## WHAT THE EXERCISE ASKS:
Return the whole listing, line for line, without the pictures in it.

Dataset listings of figures
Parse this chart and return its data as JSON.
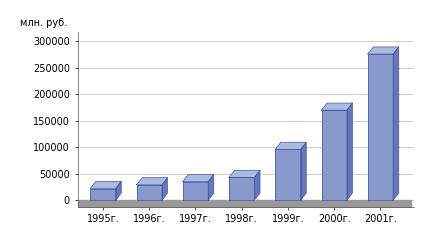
{
  "categories": [
    "1995г.",
    "1996г.",
    "1997г.",
    "1998г.",
    "1999г.",
    "2000г.",
    "2001г."
  ],
  "values": [
    22000,
    29000,
    35000,
    43000,
    96000,
    170000,
    276000
  ],
  "bar_face_color": "#8899cc",
  "bar_edge_color": "#4455aa",
  "bar_top_color": "#aabbdd",
  "bar_side_color": "#6677bb",
  "ylabel": "млн. руб.",
  "ylim": [
    0,
    300000
  ],
  "yticks": [
    0,
    50000,
    100000,
    150000,
    200000,
    250000,
    300000
  ],
  "background_color": "#ffffff",
  "plot_bg_color": "#ffffff",
  "floor_color": "#aaaaaa",
  "grid_color": "#bbbbbb",
  "bar_width": 0.55,
  "ddx": 0.12,
  "ddy_ratio": 0.045
}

## TASK RESULT:
Parse this chart and return its data as JSON.
{
  "categories": [
    "1995г.",
    "1996г.",
    "1997г.",
    "1998г.",
    "1999г.",
    "2000г.",
    "2001г."
  ],
  "values": [
    22000,
    29000,
    35000,
    43000,
    96000,
    170000,
    276000
  ],
  "bar_face_color": "#8899cc",
  "bar_edge_color": "#4455aa",
  "bar_top_color": "#aabbdd",
  "bar_side_color": "#6677bb",
  "ylabel": "млн. руб.",
  "ylim": [
    0,
    300000
  ],
  "yticks": [
    0,
    50000,
    100000,
    150000,
    200000,
    250000,
    300000
  ],
  "background_color": "#ffffff",
  "plot_bg_color": "#ffffff",
  "floor_color": "#aaaaaa",
  "grid_color": "#bbbbbb",
  "bar_width": 0.55,
  "ddx": 0.12,
  "ddy_ratio": 0.045
}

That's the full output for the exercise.